EXERCISE PROMPT: Will you transcribe the entries that follow, exactly and in full?

RECORDS FOR PROCESSING:
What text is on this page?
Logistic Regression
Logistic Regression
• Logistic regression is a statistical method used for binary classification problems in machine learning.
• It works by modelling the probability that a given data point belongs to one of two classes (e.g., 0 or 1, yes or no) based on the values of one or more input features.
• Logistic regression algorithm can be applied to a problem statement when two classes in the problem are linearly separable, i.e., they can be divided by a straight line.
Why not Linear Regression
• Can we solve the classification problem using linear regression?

SOLUTION TO THE PROBLEM:
What text is on this page?
Logistic Regression
Logistic Regression
• Logistic regression is a statistical method used for binary classification problems in machine learning.
• It works by modelling the probability that a given data point belongs to one of two classes (e.g., 0 or 1, yes or no) based on the values of one or more input features.
• Logistic regression algorithm can be applied to a problem statement when two classes in the problem are linearly separable, i.e., they can be divided by a straight line.
Why not Linear Regression
• Can we solve the classification problem using linear regression?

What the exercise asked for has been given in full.